SHORT EXERCISE:
Your task is to copy the material exactly.

DATA SHOWN:
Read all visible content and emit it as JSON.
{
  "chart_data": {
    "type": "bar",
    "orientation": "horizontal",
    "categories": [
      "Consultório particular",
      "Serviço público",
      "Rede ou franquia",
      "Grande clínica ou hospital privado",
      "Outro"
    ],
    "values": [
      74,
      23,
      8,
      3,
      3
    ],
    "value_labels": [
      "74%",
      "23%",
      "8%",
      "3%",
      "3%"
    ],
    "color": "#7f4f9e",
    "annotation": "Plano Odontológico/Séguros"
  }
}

RESULT OF THIS EXERCISE:
Read all visible content and emit it as JSON.
{
  "chart_data": {
    "type": "bar",
    "orientation": "horizontal",
    "categories": [
      "Consultório particular",
      "Serviço público",
      "Rede ou franquia",
      "Grande clínica ou hospital privado",
      "Outro"
    ],
    "values": [
      74,
      23,
      8,
      3,
      3
    ],
    "value_labels": [
      "74%",
      "23%",
      "8%",
      "3%",
      "3%"
    ],
    "color": "#7f4f9e",
    "annotation": "Plano Odontológico/Séguros"
  }
}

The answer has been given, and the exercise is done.